-- begin Given records --
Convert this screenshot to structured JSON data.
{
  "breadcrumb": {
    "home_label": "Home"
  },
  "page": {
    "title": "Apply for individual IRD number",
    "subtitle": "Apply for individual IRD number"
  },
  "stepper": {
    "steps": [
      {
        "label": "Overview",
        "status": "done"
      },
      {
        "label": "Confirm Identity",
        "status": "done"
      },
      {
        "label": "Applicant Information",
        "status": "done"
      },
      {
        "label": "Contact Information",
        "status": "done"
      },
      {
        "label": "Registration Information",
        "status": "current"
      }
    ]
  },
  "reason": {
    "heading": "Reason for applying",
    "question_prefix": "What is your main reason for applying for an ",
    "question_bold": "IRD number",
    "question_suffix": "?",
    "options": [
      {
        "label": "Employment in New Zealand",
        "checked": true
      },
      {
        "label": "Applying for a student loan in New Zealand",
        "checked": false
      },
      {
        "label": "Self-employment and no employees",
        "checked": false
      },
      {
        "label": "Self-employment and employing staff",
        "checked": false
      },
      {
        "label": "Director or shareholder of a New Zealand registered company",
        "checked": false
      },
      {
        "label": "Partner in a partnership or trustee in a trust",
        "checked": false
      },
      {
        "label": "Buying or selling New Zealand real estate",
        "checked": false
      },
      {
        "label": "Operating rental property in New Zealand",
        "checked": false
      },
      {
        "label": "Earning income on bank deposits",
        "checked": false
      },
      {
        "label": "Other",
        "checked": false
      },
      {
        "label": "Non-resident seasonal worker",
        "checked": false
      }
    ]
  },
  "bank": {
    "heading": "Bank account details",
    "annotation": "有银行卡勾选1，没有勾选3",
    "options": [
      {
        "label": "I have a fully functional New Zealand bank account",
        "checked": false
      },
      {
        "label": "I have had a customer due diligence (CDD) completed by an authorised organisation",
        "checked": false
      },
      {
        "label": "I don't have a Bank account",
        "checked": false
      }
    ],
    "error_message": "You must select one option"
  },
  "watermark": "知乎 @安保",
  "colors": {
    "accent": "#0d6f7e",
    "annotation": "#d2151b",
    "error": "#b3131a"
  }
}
-- end Given records --
● **Stated problem**: Return all the lines that contain the string "individual".

● **Correct result**:
    "title": "Apply for individual IRD number",
    "subtitle": "Apply for individual IRD number"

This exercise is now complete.